Direction> Each line should be copied exactly.

Extracted data>
>> begin

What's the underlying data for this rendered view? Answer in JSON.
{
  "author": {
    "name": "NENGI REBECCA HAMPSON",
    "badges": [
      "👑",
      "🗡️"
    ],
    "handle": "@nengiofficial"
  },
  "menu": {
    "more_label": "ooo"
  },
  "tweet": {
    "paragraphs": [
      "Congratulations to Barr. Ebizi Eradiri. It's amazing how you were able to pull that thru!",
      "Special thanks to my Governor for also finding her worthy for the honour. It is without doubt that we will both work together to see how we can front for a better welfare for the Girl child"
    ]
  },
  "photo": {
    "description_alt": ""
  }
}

>> end

Written response>
What's the underlying data for this rendered view? Answer in JSON.
{
  "author": {
    "name": "NENGI REBECCA HAMPSON",
    "badges": [
      "👑",
      "🗡️"
    ],
    "handle": "@nengiofficial"
  },
  "menu": {
    "more_label": "ooo"
  },
  "tweet": {
    "paragraphs": [
      "Congratulations to Barr. Ebizi Eradiri. It's amazing how you were able to pull that thru!",
      "Special thanks to my Governor for also finding her worthy for the honour. It is without doubt that we will both work together to see how we can front for a better welfare for the Girl child"
    ]
  },
  "photo": {
    "description_alt": ""
  }
}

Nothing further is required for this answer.